PROBLEM STATEMENT:
In full and without alteration, repeat the material.

[Dataset excerpts]
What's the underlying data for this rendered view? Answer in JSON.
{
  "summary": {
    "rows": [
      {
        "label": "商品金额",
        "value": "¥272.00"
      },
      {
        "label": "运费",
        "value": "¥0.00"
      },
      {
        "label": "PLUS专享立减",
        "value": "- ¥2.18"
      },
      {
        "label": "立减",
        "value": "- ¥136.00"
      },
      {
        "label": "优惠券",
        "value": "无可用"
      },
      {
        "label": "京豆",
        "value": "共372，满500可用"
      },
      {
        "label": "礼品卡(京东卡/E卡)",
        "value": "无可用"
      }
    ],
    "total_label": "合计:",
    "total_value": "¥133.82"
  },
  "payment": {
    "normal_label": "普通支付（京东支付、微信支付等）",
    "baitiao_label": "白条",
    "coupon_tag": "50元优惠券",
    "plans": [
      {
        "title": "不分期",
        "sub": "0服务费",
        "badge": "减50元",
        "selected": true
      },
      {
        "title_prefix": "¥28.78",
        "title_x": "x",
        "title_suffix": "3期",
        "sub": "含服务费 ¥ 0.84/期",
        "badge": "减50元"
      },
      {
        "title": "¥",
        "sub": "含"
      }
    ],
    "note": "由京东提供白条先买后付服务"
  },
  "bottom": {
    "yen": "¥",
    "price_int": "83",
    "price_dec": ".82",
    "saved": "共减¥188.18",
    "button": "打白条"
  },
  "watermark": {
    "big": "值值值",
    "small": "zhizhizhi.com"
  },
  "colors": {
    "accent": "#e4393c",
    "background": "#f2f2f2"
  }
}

TASK RESULT:
What's the underlying data for this rendered view? Answer in JSON.
{
  "summary": {
    "rows": [
      {
        "label": "商品金额",
        "value": "¥272.00"
      },
      {
        "label": "运费",
        "value": "¥0.00"
      },
      {
        "label": "PLUS专享立减",
        "value": "- ¥2.18"
      },
      {
        "label": "立减",
        "value": "- ¥136.00"
      },
      {
        "label": "优惠券",
        "value": "无可用"
      },
      {
        "label": "京豆",
        "value": "共372，满500可用"
      },
      {
        "label": "礼品卡(京东卡/E卡)",
        "value": "无可用"
      }
    ],
    "total_label": "合计:",
    "total_value": "¥133.82"
  },
  "payment": {
    "normal_label": "普通支付（京东支付、微信支付等）",
    "baitiao_label": "白条",
    "coupon_tag": "50元优惠券",
    "plans": [
      {
        "title": "不分期",
        "sub": "0服务费",
        "badge": "减50元",
        "selected": true
      },
      {
        "title_prefix": "¥28.78",
        "title_x": "x",
        "title_suffix": "3期",
        "sub": "含服务费 ¥ 0.84/期",
        "badge": "减50元"
      },
      {
        "title": "¥",
        "sub": "含"
      }
    ],
    "note": "由京东提供白条先买后付服务"
  },
  "bottom": {
    "yen": "¥",
    "price_int": "83",
    "price_dec": ".82",
    "saved": "共减¥188.18",
    "button": "打白条"
  },
  "watermark": {
    "big": "值值值",
    "small": "zhizhizhi.com"
  },
  "colors": {
    "accent": "#e4393c",
    "background": "#f2f2f2"
  }
}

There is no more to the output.